▶ [Exercise instructions] Search the listing below for the string "aínda" and copy every line where it occurs.

[start]

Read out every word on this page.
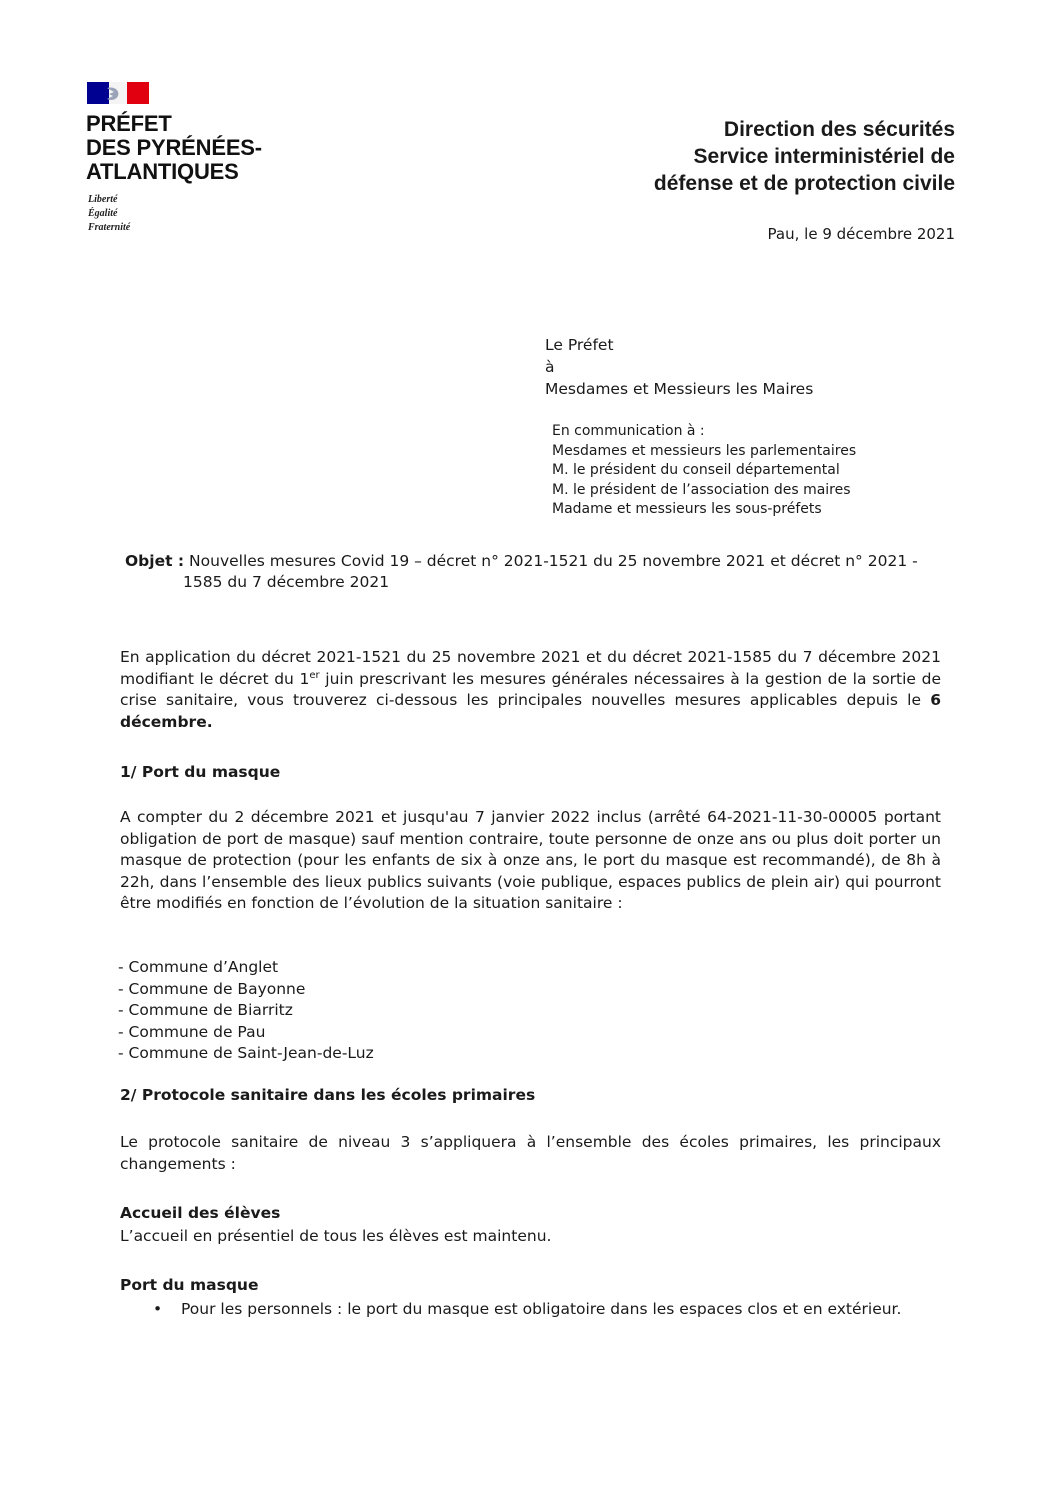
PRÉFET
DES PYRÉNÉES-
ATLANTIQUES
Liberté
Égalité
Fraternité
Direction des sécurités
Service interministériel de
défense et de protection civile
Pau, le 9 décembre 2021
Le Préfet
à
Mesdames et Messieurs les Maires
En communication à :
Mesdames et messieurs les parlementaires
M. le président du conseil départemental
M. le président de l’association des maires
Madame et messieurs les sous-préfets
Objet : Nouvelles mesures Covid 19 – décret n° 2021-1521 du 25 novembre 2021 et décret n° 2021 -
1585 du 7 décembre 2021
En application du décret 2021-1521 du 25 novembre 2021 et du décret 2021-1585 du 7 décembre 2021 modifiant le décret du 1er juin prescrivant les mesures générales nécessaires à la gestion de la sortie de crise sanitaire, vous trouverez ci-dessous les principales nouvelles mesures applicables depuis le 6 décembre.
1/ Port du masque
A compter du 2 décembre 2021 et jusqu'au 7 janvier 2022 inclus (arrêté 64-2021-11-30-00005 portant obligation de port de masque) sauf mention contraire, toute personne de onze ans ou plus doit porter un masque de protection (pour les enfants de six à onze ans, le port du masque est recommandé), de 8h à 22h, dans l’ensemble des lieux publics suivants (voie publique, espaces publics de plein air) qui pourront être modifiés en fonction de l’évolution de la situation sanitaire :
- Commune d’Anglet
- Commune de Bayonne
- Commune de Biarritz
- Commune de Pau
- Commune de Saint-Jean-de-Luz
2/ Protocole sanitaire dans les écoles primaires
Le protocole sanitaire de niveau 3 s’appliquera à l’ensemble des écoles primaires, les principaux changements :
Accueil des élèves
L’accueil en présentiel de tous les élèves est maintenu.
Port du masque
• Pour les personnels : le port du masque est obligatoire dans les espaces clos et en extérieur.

[end]
[start]

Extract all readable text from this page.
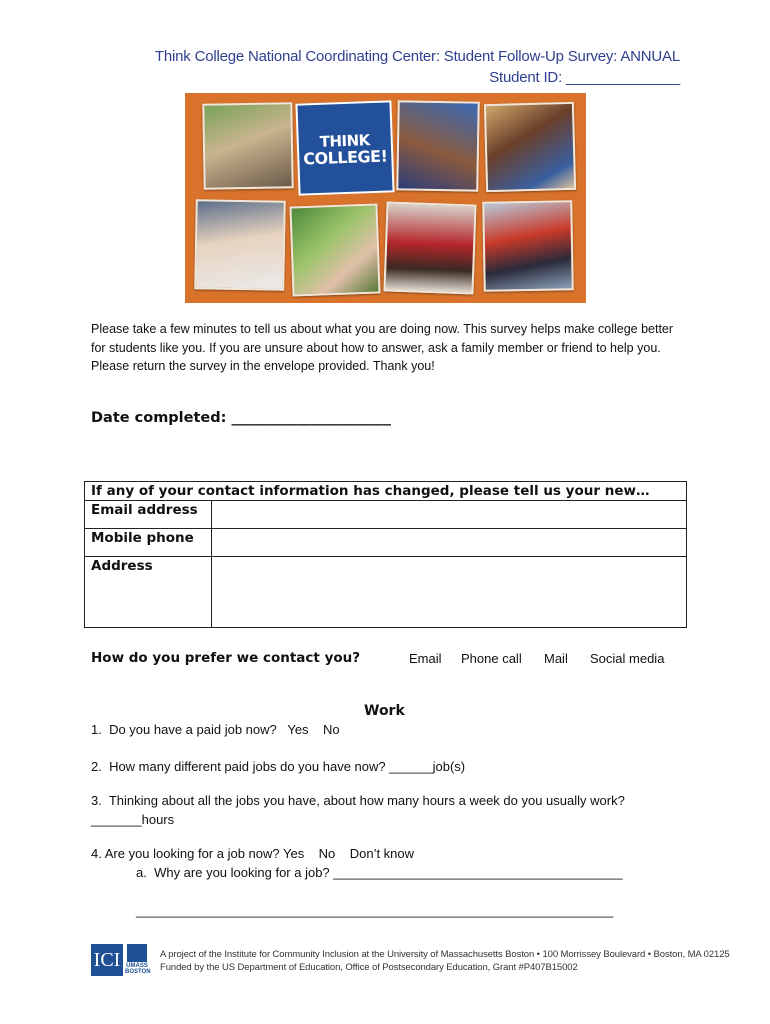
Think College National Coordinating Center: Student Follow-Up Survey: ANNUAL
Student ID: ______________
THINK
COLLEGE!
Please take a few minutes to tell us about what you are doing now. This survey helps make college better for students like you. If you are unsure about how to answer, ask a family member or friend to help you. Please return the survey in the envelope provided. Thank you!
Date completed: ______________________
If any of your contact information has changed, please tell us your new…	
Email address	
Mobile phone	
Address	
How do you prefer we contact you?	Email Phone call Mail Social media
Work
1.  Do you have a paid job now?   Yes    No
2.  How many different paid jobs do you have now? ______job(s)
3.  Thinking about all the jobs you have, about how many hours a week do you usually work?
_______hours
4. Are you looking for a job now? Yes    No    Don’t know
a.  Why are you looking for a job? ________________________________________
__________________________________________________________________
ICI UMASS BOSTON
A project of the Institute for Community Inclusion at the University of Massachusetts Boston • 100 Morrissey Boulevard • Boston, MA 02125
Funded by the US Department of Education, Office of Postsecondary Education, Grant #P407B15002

[end]
[start]

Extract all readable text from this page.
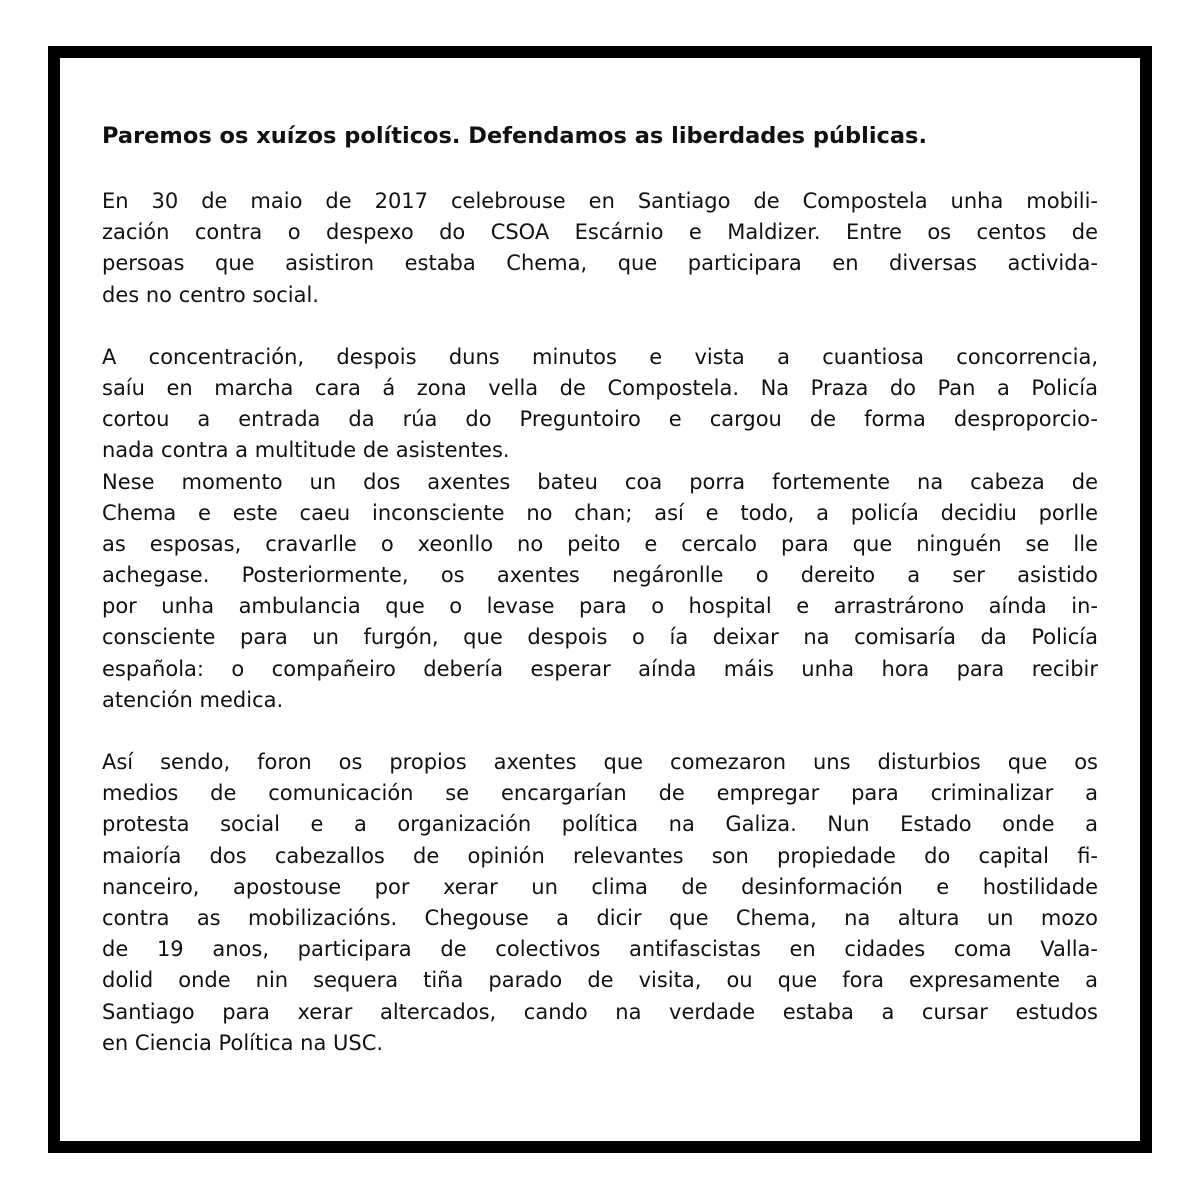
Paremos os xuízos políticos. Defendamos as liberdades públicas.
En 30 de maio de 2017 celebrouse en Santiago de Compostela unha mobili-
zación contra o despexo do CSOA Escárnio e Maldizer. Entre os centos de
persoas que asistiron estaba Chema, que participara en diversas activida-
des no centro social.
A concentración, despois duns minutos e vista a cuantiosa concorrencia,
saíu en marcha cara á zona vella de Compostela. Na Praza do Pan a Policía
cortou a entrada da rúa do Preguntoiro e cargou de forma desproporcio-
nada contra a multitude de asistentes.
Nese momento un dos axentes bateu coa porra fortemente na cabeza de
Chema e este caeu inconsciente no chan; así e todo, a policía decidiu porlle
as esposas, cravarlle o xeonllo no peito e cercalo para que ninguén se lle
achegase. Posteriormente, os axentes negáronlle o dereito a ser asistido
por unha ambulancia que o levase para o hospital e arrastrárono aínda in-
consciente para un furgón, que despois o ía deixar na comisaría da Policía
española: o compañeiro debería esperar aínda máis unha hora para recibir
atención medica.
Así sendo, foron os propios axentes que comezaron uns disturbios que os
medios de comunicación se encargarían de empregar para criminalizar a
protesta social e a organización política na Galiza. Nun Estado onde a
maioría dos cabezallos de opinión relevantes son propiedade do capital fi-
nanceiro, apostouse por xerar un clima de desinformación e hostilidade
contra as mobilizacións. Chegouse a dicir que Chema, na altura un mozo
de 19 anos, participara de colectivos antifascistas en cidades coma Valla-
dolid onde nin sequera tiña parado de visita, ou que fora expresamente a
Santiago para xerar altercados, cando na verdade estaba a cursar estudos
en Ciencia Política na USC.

[end]

▶ [Written reply]
por unha ambulancia que o levase para o hospital e arrastrárono aínda in-
española: o compañeiro debería esperar aínda máis unha hora para recibir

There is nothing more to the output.